INSTRUCTION:
Will you output the entries below exactly, skipping every image they contain?

PROVIDED RECORDS:
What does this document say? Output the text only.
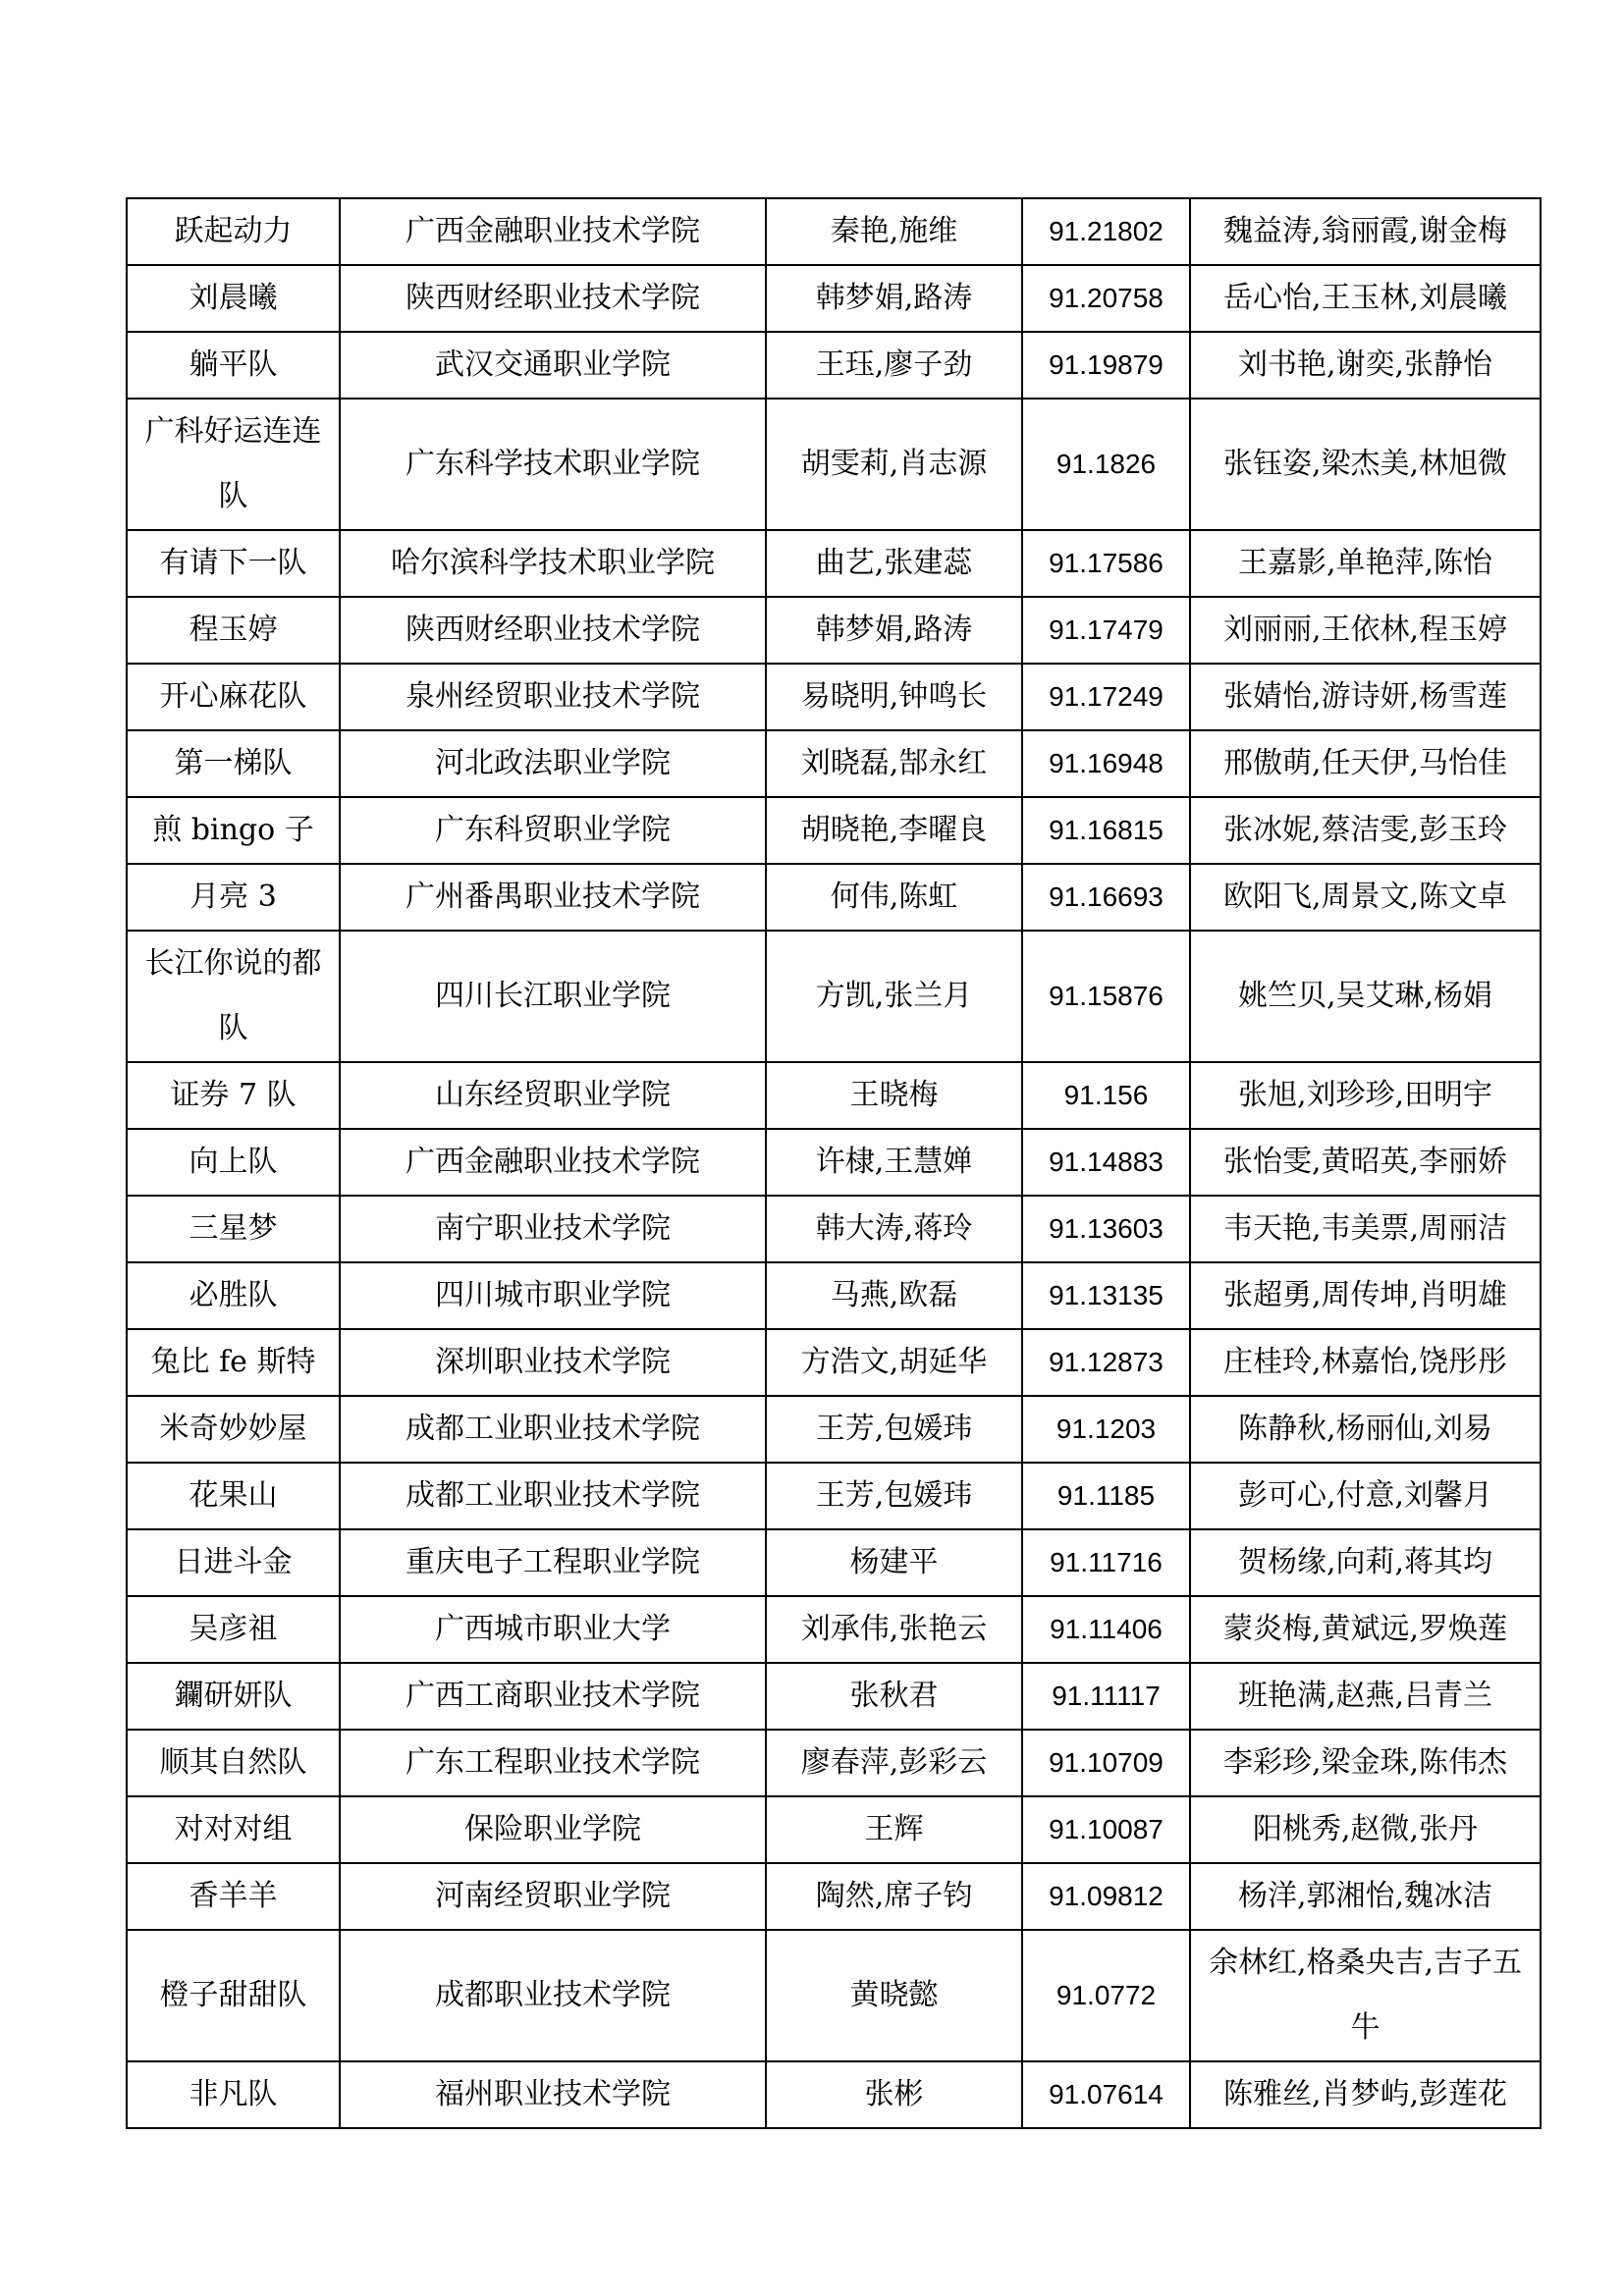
跃起动力	广西金融职业技术学院	秦艳,施维	91.21802	魏益涛,翁丽霞,谢金梅
刘晨曦	陕西财经职业技术学院	韩梦娟,路涛	91.20758	岳心怡,王玉林,刘晨曦
躺平队	武汉交通职业学院	王珏,廖子劲	91.19879	刘书艳,谢奕,张静怡
广科好运连连队	广东科学技术职业学院	胡雯莉,肖志源	91.1826	张钰姿,梁杰美,林旭微
有请下一队	哈尔滨科学技术职业学院	曲艺,张建蕊	91.17586	王嘉影,单艳萍,陈怡
程玉婷	陕西财经职业技术学院	韩梦娟,路涛	91.17479	刘丽丽,王依林,程玉婷
开心麻花队	泉州经贸职业技术学院	易晓明,钟鸣长	91.17249	张婧怡,游诗妍,杨雪莲
第一梯队	河北政法职业学院	刘晓磊,郜永红	91.16948	邢傲萌,任天伊,马怡佳
煎 bingo 子	广东科贸职业学院	胡晓艳,李曜良	91.16815	张冰妮,蔡洁雯,彭玉玲
月亮 3	广州番禺职业技术学院	何伟,陈虹	91.16693	欧阳飞,周景文,陈文卓
长江你说的都队	四川长江职业学院	方凯,张兰月	91.15876	姚竺贝,吴艾琳,杨娟
证券 7 队	山东经贸职业学院	王晓梅	91.156	张旭,刘珍珍,田明宇
向上队	广西金融职业技术学院	许棣,王慧婵	91.14883	张怡雯,黄昭英,李丽娇
三星梦	南宁职业技术学院	韩大涛,蒋玲	91.13603	韦天艳,韦美票,周丽洁
必胜队	四川城市职业学院	马燕,欧磊	91.13135	张超勇,周传坤,肖明雄
兔比 fe 斯特	深圳职业技术学院	方浩文,胡延华	91.12873	庄桂玲,林嘉怡,饶彤彤
米奇妙妙屋	成都工业职业技术学院	王芳,包媛玮	91.1203	陈静秋,杨丽仙,刘易
花果山	成都工业职业技术学院	王芳,包媛玮	91.1185	彭可心,付意,刘馨月
日进斗金	重庆电子工程职业学院	杨建平	91.11716	贺杨缘,向莉,蒋其均
吴彦祖	广西城市职业大学	刘承伟,张艳云	91.11406	蒙炎梅,黄斌远,罗焕莲
鑭研妍队	广西工商职业技术学院	张秋君	91.11117	班艳满,赵燕,吕青兰
顺其自然队	广东工程职业技术学院	廖春萍,彭彩云	91.10709	李彩珍,梁金珠,陈伟杰
对对对组	保险职业学院	王辉	91.10087	阳桃秀,赵微,张丹
香羊羊	河南经贸职业学院	陶然,席子钧	91.09812	杨洋,郭湘怡,魏冰洁
橙子甜甜队	成都职业技术学院	黄晓懿	91.0772	余林红,格桑央吉,吉子五牛
非凡队	福州职业技术学院	张彬	91.07614	陈雅丝,肖梦屿,彭莲花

RESPONSE TO THE TASK:
What does this document say? Output the text only.
跃起动力	广西金融职业技术学院	秦艳,施维	91.21802	魏益涛,翁丽霞,谢金梅
刘晨曦	陕西财经职业技术学院	韩梦娟,路涛	91.20758	岳心怡,王玉林,刘晨曦
躺平队	武汉交通职业学院	王珏,廖子劲	91.19879	刘书艳,谢奕,张静怡
广科好运连连队	广东科学技术职业学院	胡雯莉,肖志源	91.1826	张钰姿,梁杰美,林旭微
有请下一队	哈尔滨科学技术职业学院	曲艺,张建蕊	91.17586	王嘉影,单艳萍,陈怡
程玉婷	陕西财经职业技术学院	韩梦娟,路涛	91.17479	刘丽丽,王依林,程玉婷
开心麻花队	泉州经贸职业技术学院	易晓明,钟鸣长	91.17249	张婧怡,游诗妍,杨雪莲
第一梯队	河北政法职业学院	刘晓磊,郜永红	91.16948	邢傲萌,任天伊,马怡佳
煎 bingo 子	广东科贸职业学院	胡晓艳,李曜良	91.16815	张冰妮,蔡洁雯,彭玉玲
月亮 3	广州番禺职业技术学院	何伟,陈虹	91.16693	欧阳飞,周景文,陈文卓
长江你说的都队	四川长江职业学院	方凯,张兰月	91.15876	姚竺贝,吴艾琳,杨娟
证券 7 队	山东经贸职业学院	王晓梅	91.156	张旭,刘珍珍,田明宇
向上队	广西金融职业技术学院	许棣,王慧婵	91.14883	张怡雯,黄昭英,李丽娇
三星梦	南宁职业技术学院	韩大涛,蒋玲	91.13603	韦天艳,韦美票,周丽洁
必胜队	四川城市职业学院	马燕,欧磊	91.13135	张超勇,周传坤,肖明雄
兔比 fe 斯特	深圳职业技术学院	方浩文,胡延华	91.12873	庄桂玲,林嘉怡,饶彤彤
米奇妙妙屋	成都工业职业技术学院	王芳,包媛玮	91.1203	陈静秋,杨丽仙,刘易
花果山	成都工业职业技术学院	王芳,包媛玮	91.1185	彭可心,付意,刘馨月
日进斗金	重庆电子工程职业学院	杨建平	91.11716	贺杨缘,向莉,蒋其均
吴彦祖	广西城市职业大学	刘承伟,张艳云	91.11406	蒙炎梅,黄斌远,罗焕莲
鑭研妍队	广西工商职业技术学院	张秋君	91.11117	班艳满,赵燕,吕青兰
顺其自然队	广东工程职业技术学院	廖春萍,彭彩云	91.10709	李彩珍,梁金珠,陈伟杰
对对对组	保险职业学院	王辉	91.10087	阳桃秀,赵微,张丹
香羊羊	河南经贸职业学院	陶然,席子钧	91.09812	杨洋,郭湘怡,魏冰洁
橙子甜甜队	成都职业技术学院	黄晓懿	91.0772	余林红,格桑央吉,吉子五牛
非凡队	福州职业技术学院	张彬	91.07614	陈雅丝,肖梦屿,彭莲花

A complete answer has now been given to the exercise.